→ **Set exercise**
Below is a listing to write out in full, exactly as given, without its pictures.

Excerpt from a dataset
== == ==
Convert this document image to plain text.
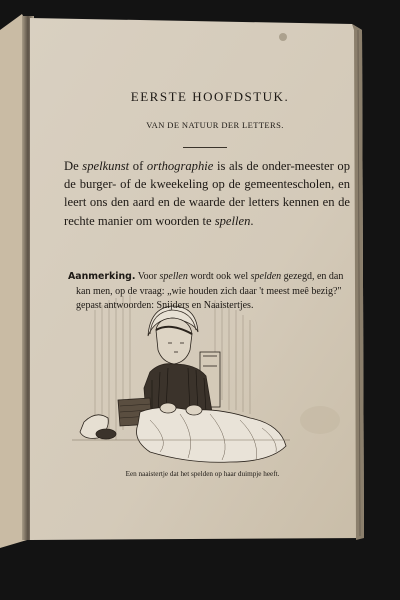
EERSTE HOOFDSTUK.
VAN DE NATUUR DER LETTERS.
De spelkunst of orthographie is als de onder-meester op de burger- of de kweekeling op de gemeentescholen, en leert ons den aard en de waarde der letters kennen en de rechte manier om woorden te spellen.
Aanmerking. Voor spellen wordt ook wel spelden gezegd, en dan kan men, op de vraag: „wie houden zich daar 't meest meê bezig?" gepast antwoorden: Snijders en Naaistertjes.
Een naaistertje dat het spelden op haar duimpje heeft.
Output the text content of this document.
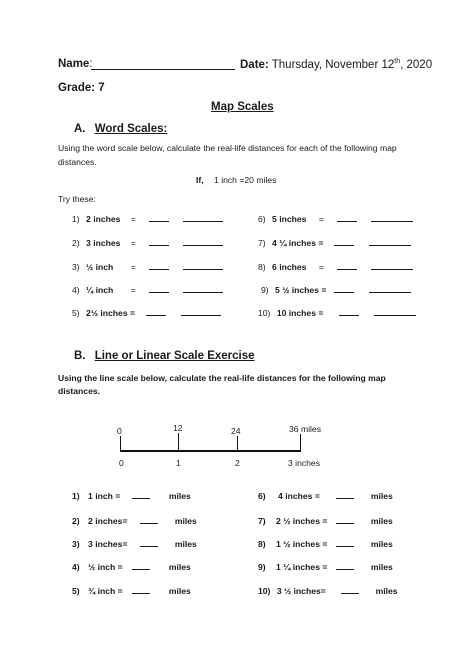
Name:	Date: Thursday, November 12th, 2020
Grade: 7
Map Scales
A. Word Scales:
Using the word scale below, calculate the real-life distances for each of the following map
distances.
If, 1 inch =20 miles
Try these:
1) 2 inches =
2) 3 inches =
3) ½ inch =
4) ¼ inch =
5) 2½ inches =
6) 5 inches =
7) 4 ¼ inches =
8) 6 inches =
9) 5 ½ inches =
10) 10 inches =
B. Line or Linear Scale Exercise
Using the line scale below, calculate the real-life distances for the following map
distances.
0	12	24	36 miles
0	1	2	3 inches
1) 1 inch =	miles
2) 2 inches=	miles
3) 3 inches=	miles
4) ½ inch =	miles
5) ¾ inch =	miles
6) 4 inches =	miles
7) 2 ½ inches =	miles
8) 1 ½ inches =	miles
9) 1 ¼ inches =	miles
10) 3 ½ inches=	miles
== == ==
→ **The reply**
Convert this document image to plain text.
EERSTE HOOFDSTUK.
VAN DE NATUUR DER LETTERS.
De spelkunst of orthographie is als de onder-meester op de burger- of de kweekeling op de gemeentescholen, en leert ons den aard en de waarde der letters kennen en de rechte manier om woorden te spellen.
Aanmerking. Voor spellen wordt ook wel spelden gezegd, en dan kan men, op de vraag: „wie houden zich daar 't meest meê bezig?" gepast antwoorden: Snijders en Naaistertjes.
Een naaistertje dat het spelden op haar duimpje heeft.
Output the text content of this document.
Name:	Date: Thursday, November 12th, 2020
Grade: 7
Map Scales
A. Word Scales:
Using the word scale below, calculate the real-life distances for each of the following map
distances.
If, 1 inch =20 miles
Try these:
1) 2 inches =
2) 3 inches =
3) ½ inch =
4) ¼ inch =
5) 2½ inches =
6) 5 inches =
7) 4 ¼ inches =
8) 6 inches =
9) 5 ½ inches =
10) 10 inches =
B. Line or Linear Scale Exercise
Using the line scale below, calculate the real-life distances for the following map
distances.
0	12	24	36 miles
0	1	2	3 inches
1) 1 inch =	miles
2) 2 inches=	miles
3) 3 inches=	miles
4) ½ inch =	miles
5) ¾ inch =	miles
6) 4 inches =	miles
7) 2 ½ inches =	miles
8) 1 ½ inches =	miles
9) 1 ¼ inches =	miles
10) 3 ½ inches=	miles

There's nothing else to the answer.